## Exercise instructions
Examine the entries below, count the lines holding the string "LENS", and respond with the number only.

[Some records]
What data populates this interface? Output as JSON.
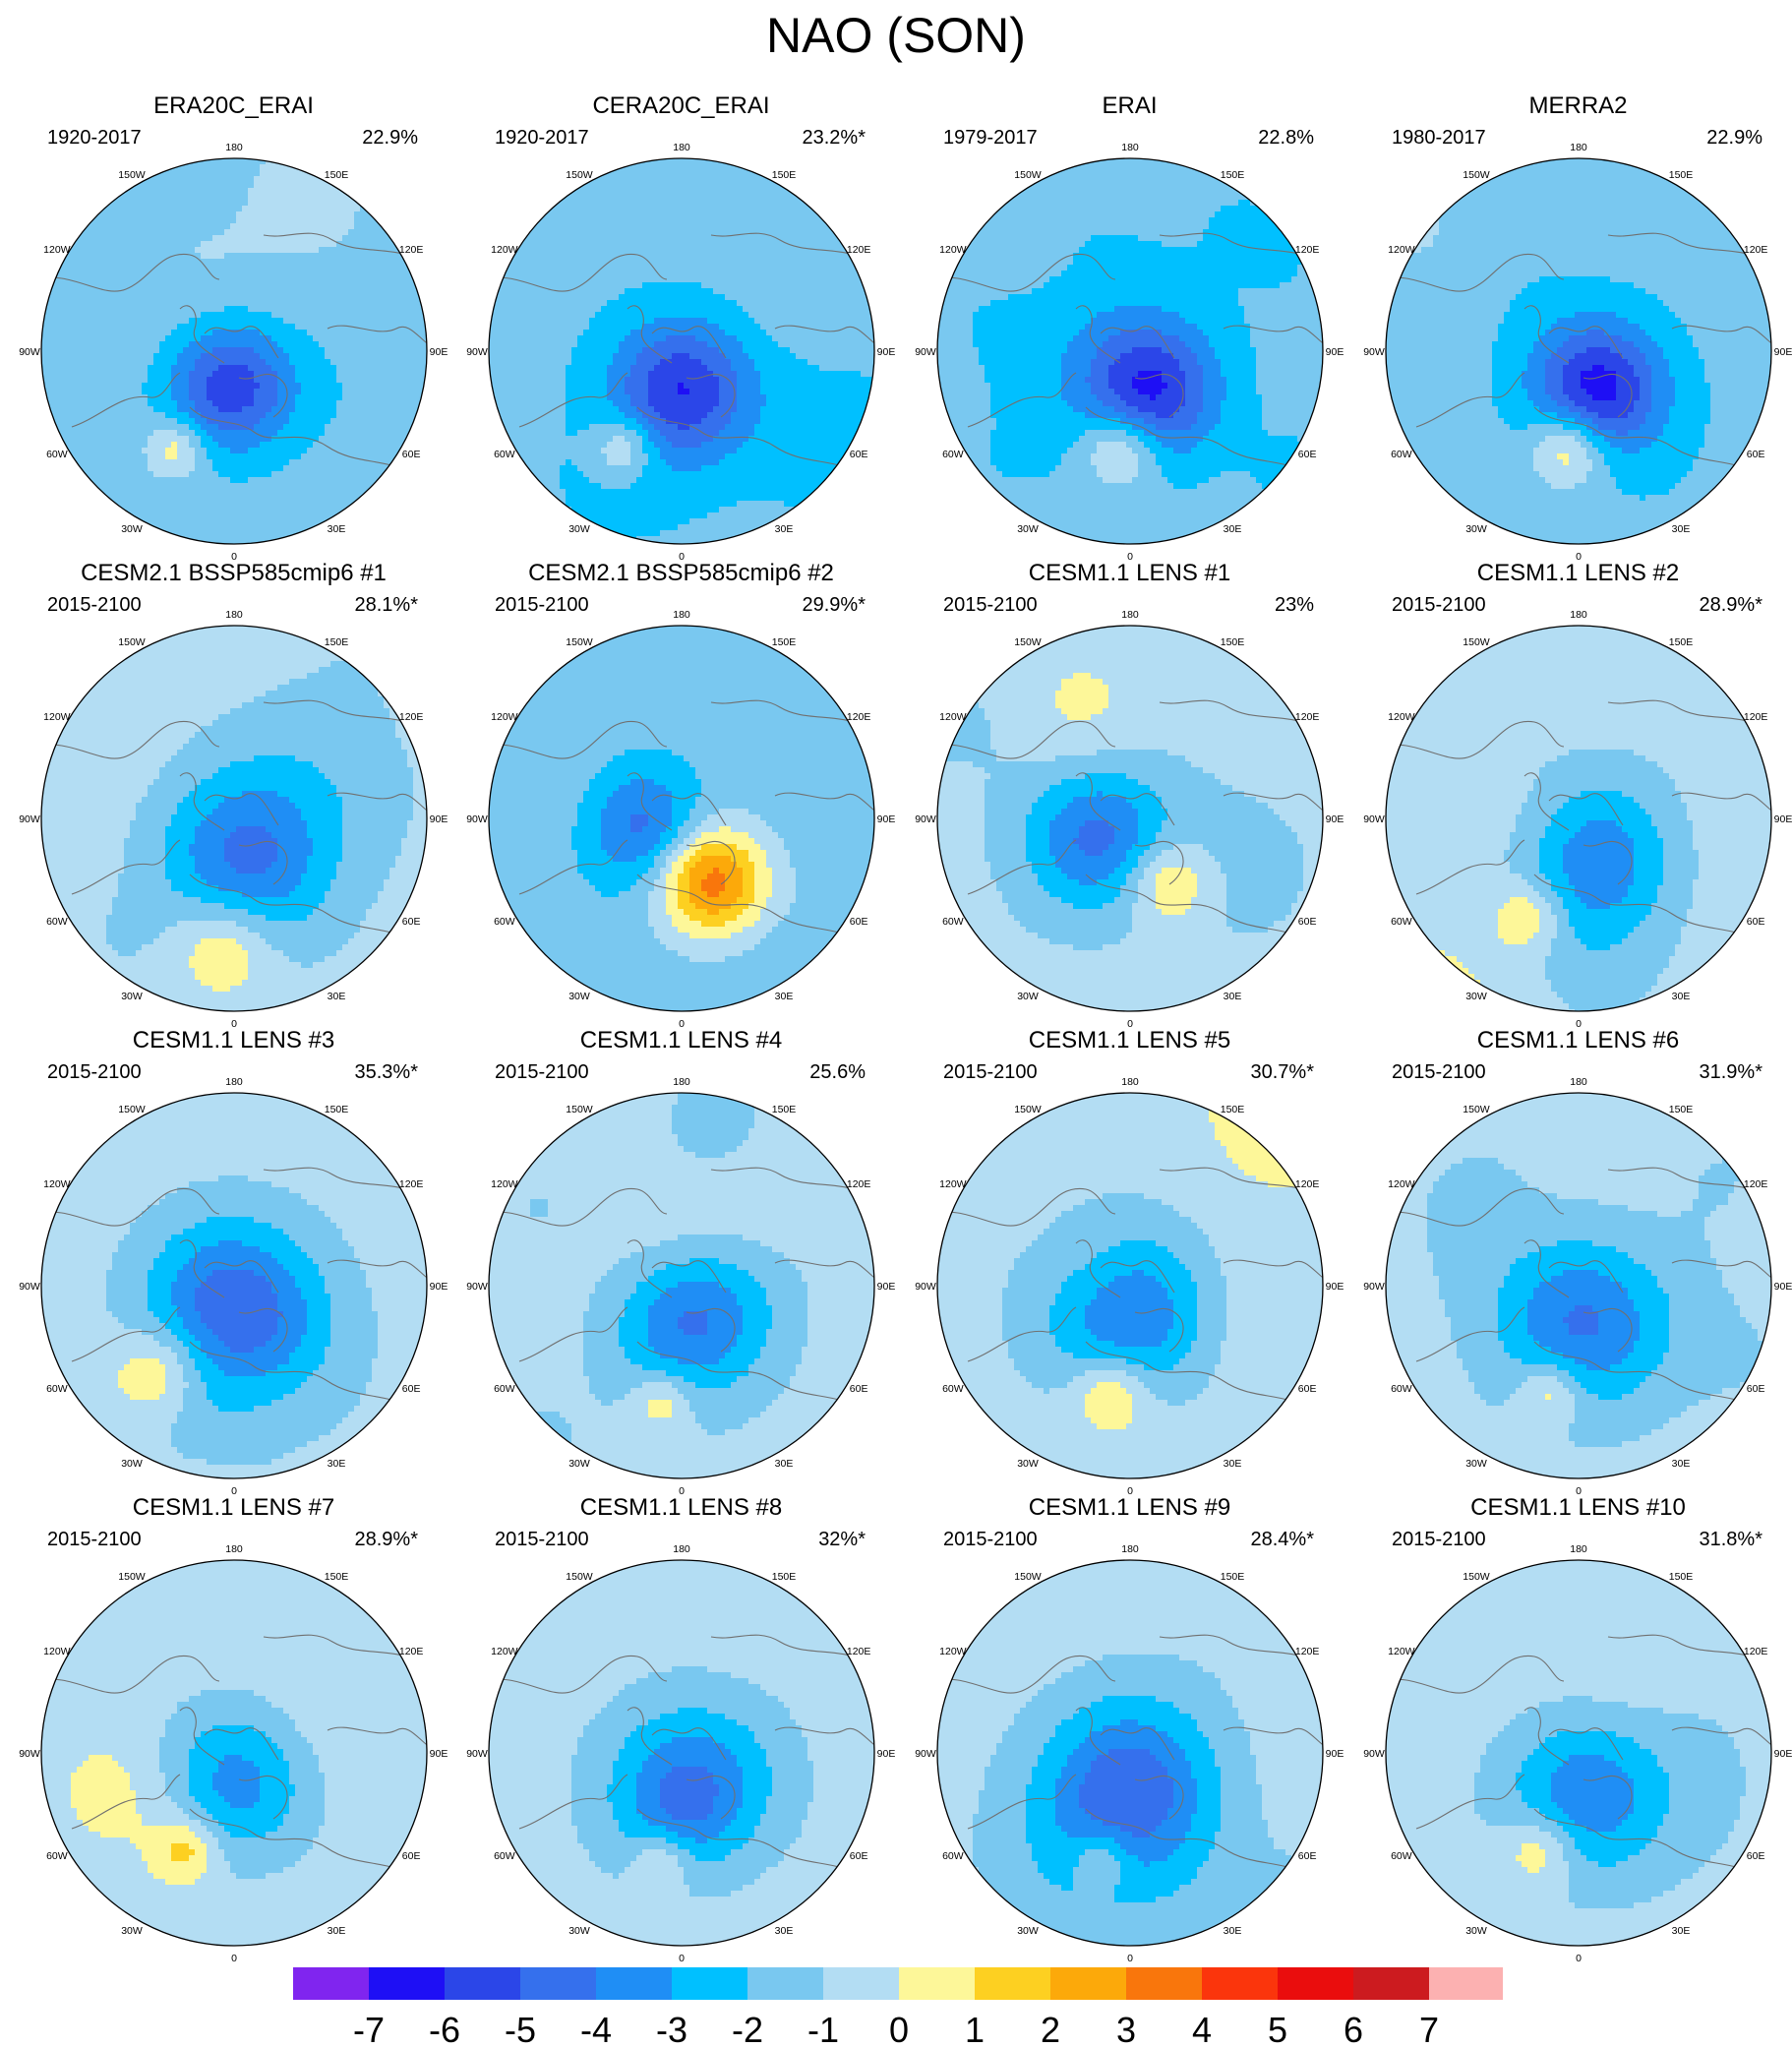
{
  "figure": {
    "title": "NAO (SON)",
    "lon_labels": [
      "180",
      "150E",
      "120E",
      "90E",
      "60E",
      "30E",
      "0",
      "30W",
      "60W",
      "90W",
      "120W",
      "150W"
    ]
  },
  "panels": [
    {
      "title": "ERA20C_ERAI",
      "period": "1920-2017",
      "variance": "22.9%",
      "pattern": {
        "lowPos": [
          -0.02,
          0.18
        ],
        "lowAmp": -4.3,
        "lowR": 0.24,
        "highPos": [
          -0.3,
          0.5
        ],
        "highAmp": 2.4,
        "highR": 0.14,
        "ambient": -0.5
      }
    },
    {
      "title": "CERA20C_ERAI",
      "period": "1920-2017",
      "variance": "23.2%*",
      "pattern": {
        "lowPos": [
          0.0,
          0.2
        ],
        "lowAmp": -4.2,
        "lowR": 0.25,
        "highPos": [
          -0.3,
          0.5
        ],
        "highAmp": 2.5,
        "highR": 0.15,
        "ambient": -0.6
      }
    },
    {
      "title": "ERAI",
      "period": "1979-2017",
      "variance": "22.8%",
      "pattern": {
        "lowPos": [
          0.1,
          0.2
        ],
        "lowAmp": -4.6,
        "lowR": 0.25,
        "highPos": [
          -0.05,
          0.5
        ],
        "highAmp": 3.1,
        "highR": 0.18,
        "ambient": -0.6
      }
    },
    {
      "title": "MERRA2",
      "period": "1980-2017",
      "variance": "22.9%",
      "pattern": {
        "lowPos": [
          0.1,
          0.2
        ],
        "lowAmp": -4.8,
        "lowR": 0.24,
        "highPos": [
          -0.05,
          0.5
        ],
        "highAmp": 3.2,
        "highR": 0.18,
        "ambient": -0.6
      }
    },
    {
      "title": "CESM2.1 BSSP585cmip6 #1",
      "period": "2015-2100",
      "variance": "28.1%*",
      "pattern": {
        "lowPos": [
          0.05,
          0.22
        ],
        "lowAmp": -3.8,
        "lowR": 0.32,
        "highPos": [
          -0.05,
          0.65
        ],
        "highAmp": 2.2,
        "highR": 0.24,
        "ambient": 0.4
      }
    },
    {
      "title": "CESM2.1 BSSP585cmip6 #2",
      "period": "2015-2100",
      "variance": "29.9%*",
      "pattern": {
        "lowPos": [
          -0.2,
          0.05
        ],
        "lowAmp": -3.0,
        "lowR": 0.22,
        "highPos": [
          0.15,
          0.32
        ],
        "highAmp": 5.2,
        "highR": 0.26,
        "ambient": -0.6
      }
    },
    {
      "title": "CESM1.1 LENS #1",
      "period": "2015-2100",
      "variance": "23%",
      "pattern": {
        "lowPos": [
          -0.18,
          0.1
        ],
        "lowAmp": -3.6,
        "lowR": 0.26,
        "highPos": [
          0.2,
          0.33
        ],
        "highAmp": 2.4,
        "highR": 0.2,
        "ambient": 0.4
      }
    },
    {
      "title": "CESM1.1 LENS #2",
      "period": "2015-2100",
      "variance": "28.9%*",
      "pattern": {
        "lowPos": [
          0.05,
          0.2
        ],
        "lowAmp": -3.6,
        "lowR": 0.3,
        "highPos": [
          -0.25,
          0.5
        ],
        "highAmp": 2.1,
        "highR": 0.17,
        "ambient": 0.5
      }
    },
    {
      "title": "CESM1.1 LENS #3",
      "period": "2015-2100",
      "variance": "35.3%*",
      "pattern": {
        "lowPos": [
          0.0,
          0.15
        ],
        "lowAmp": -3.9,
        "lowR": 0.34,
        "highPos": [
          -0.38,
          0.45
        ],
        "highAmp": 2.2,
        "highR": 0.22,
        "ambient": 0.5
      }
    },
    {
      "title": "CESM1.1 LENS #4",
      "period": "2015-2100",
      "variance": "25.6%",
      "pattern": {
        "lowPos": [
          0.05,
          0.2
        ],
        "lowAmp": -3.9,
        "lowR": 0.28,
        "highPos": [
          -0.1,
          0.6
        ],
        "highAmp": 1.9,
        "highR": 0.14,
        "ambient": 0.4
      }
    },
    {
      "title": "CESM1.1 LENS #5",
      "period": "2015-2100",
      "variance": "30.7%*",
      "pattern": {
        "lowPos": [
          0.0,
          0.15
        ],
        "lowAmp": -3.6,
        "lowR": 0.32,
        "highPos": [
          -0.1,
          0.55
        ],
        "highAmp": 2.2,
        "highR": 0.18,
        "ambient": 0.4
      }
    },
    {
      "title": "CESM1.1 LENS #6",
      "period": "2015-2100",
      "variance": "31.9%*",
      "pattern": {
        "lowPos": [
          0.02,
          0.18
        ],
        "lowAmp": -3.6,
        "lowR": 0.32,
        "highPos": [
          -0.15,
          0.55
        ],
        "highAmp": 2.1,
        "highR": 0.15,
        "ambient": 0.4
      }
    },
    {
      "title": "CESM1.1 LENS #7",
      "period": "2015-2100",
      "variance": "28.9%*",
      "pattern": {
        "lowPos": [
          0.0,
          0.15
        ],
        "lowAmp": -3.4,
        "lowR": 0.28,
        "highPos": [
          -0.25,
          0.5
        ],
        "highAmp": 2.2,
        "highR": 0.15,
        "ambient": 0.45
      }
    },
    {
      "title": "CESM1.1 LENS #8",
      "period": "2015-2100",
      "variance": "32%*",
      "pattern": {
        "lowPos": [
          0.05,
          0.2
        ],
        "lowAmp": -3.9,
        "lowR": 0.3,
        "highPos": [
          -0.1,
          0.55
        ],
        "highAmp": 1.9,
        "highR": 0.14,
        "ambient": 0.4
      }
    },
    {
      "title": "CESM1.1 LENS #9",
      "period": "2015-2100",
      "variance": "28.4%*",
      "pattern": {
        "lowPos": [
          0.0,
          0.15
        ],
        "lowAmp": -3.4,
        "lowR": 0.32,
        "highPos": [
          -0.15,
          0.55
        ],
        "highAmp": 1.9,
        "highR": 0.14,
        "ambient": 0.4
      }
    },
    {
      "title": "CESM1.1 LENS #10",
      "period": "2015-2100",
      "variance": "31.8%*",
      "pattern": {
        "lowPos": [
          0.05,
          0.2
        ],
        "lowAmp": -3.6,
        "lowR": 0.3,
        "highPos": [
          -0.2,
          0.5
        ],
        "highAmp": 2.1,
        "highR": 0.17,
        "ambient": 0.45
      }
    }
  ],
  "colorbar": {
    "labels": [
      "-7",
      "-6",
      "-5",
      "-4",
      "-3",
      "-2",
      "-1",
      "0",
      "1",
      "2",
      "3",
      "4",
      "5",
      "6",
      "7"
    ],
    "colors": [
      "#8025ef",
      "#1e0ff5",
      "#2b46e8",
      "#3570ed",
      "#1f8ef5",
      "#00c0ff",
      "#79c8f0",
      "#b3ddf3",
      "#fdf799",
      "#fdd021",
      "#fca90a",
      "#f9760c",
      "#fb350c",
      "#ea0d0d",
      "#cc1b1f",
      "#fcb1b1"
    ]
  },
  "colors": {
    "land_outline": "#707070",
    "coast_outline": "#9a9a9a"
  }
}
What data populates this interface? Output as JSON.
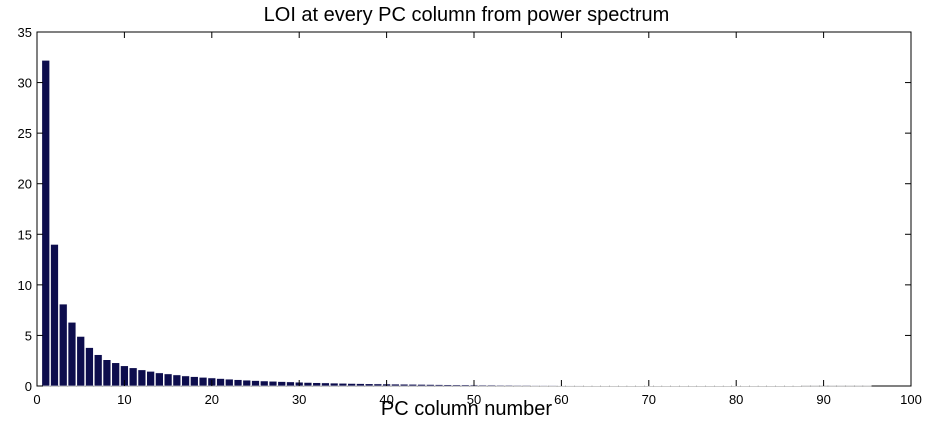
{
  "chart_data": {
    "type": "bar",
    "title": "LOI at every PC column from power spectrum",
    "xlabel": "PC column number",
    "ylabel": "",
    "xlim": [
      0,
      100
    ],
    "ylim": [
      0,
      35
    ],
    "xticks": [
      0,
      10,
      20,
      30,
      40,
      50,
      60,
      70,
      80,
      90,
      100
    ],
    "yticks": [
      0,
      5,
      10,
      15,
      20,
      25,
      30,
      35
    ],
    "bar_color": "#0d0d4d",
    "grid": false,
    "x": [
      1,
      2,
      3,
      4,
      5,
      6,
      7,
      8,
      9,
      10,
      11,
      12,
      13,
      14,
      15,
      16,
      17,
      18,
      19,
      20,
      21,
      22,
      23,
      24,
      25,
      26,
      27,
      28,
      29,
      30,
      31,
      32,
      33,
      34,
      35,
      36,
      37,
      38,
      39,
      40,
      41,
      42,
      43,
      44,
      45,
      46,
      47,
      48,
      49,
      50,
      51,
      52,
      53,
      54,
      55,
      56,
      57,
      58,
      59,
      60,
      61,
      62,
      63,
      64,
      65,
      66,
      67,
      68,
      69,
      70,
      71,
      72,
      73,
      74,
      75,
      76,
      77,
      78,
      79,
      80,
      81,
      82,
      83,
      84,
      85,
      86,
      87,
      88,
      89,
      90,
      91,
      92,
      93,
      94,
      95
    ],
    "values": [
      32.2,
      14.0,
      8.1,
      6.3,
      4.9,
      3.8,
      3.1,
      2.6,
      2.3,
      2.0,
      1.8,
      1.6,
      1.45,
      1.3,
      1.2,
      1.1,
      1.0,
      0.93,
      0.86,
      0.8,
      0.74,
      0.68,
      0.63,
      0.58,
      0.54,
      0.5,
      0.47,
      0.44,
      0.41,
      0.38,
      0.35,
      0.33,
      0.31,
      0.29,
      0.27,
      0.25,
      0.24,
      0.22,
      0.21,
      0.2,
      0.19,
      0.18,
      0.17,
      0.16,
      0.15,
      0.14,
      0.13,
      0.12,
      0.12,
      0.11,
      0.1,
      0.1,
      0.09,
      0.09,
      0.08,
      0.08,
      0.07,
      0.07,
      0.07,
      0.06,
      0.06,
      0.06,
      0.05,
      0.05,
      0.05,
      0.05,
      0.04,
      0.04,
      0.04,
      0.04,
      0.04,
      0.03,
      0.03,
      0.03,
      0.03,
      0.03,
      0.03,
      0.02,
      0.02,
      0.02,
      0.02,
      0.02,
      0.02,
      0.02,
      0.02,
      0.02,
      0.02,
      0.01,
      0.01,
      0.01,
      0.01,
      0.01,
      0.01,
      0.01,
      0.01
    ]
  }
}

## Answer to this task
10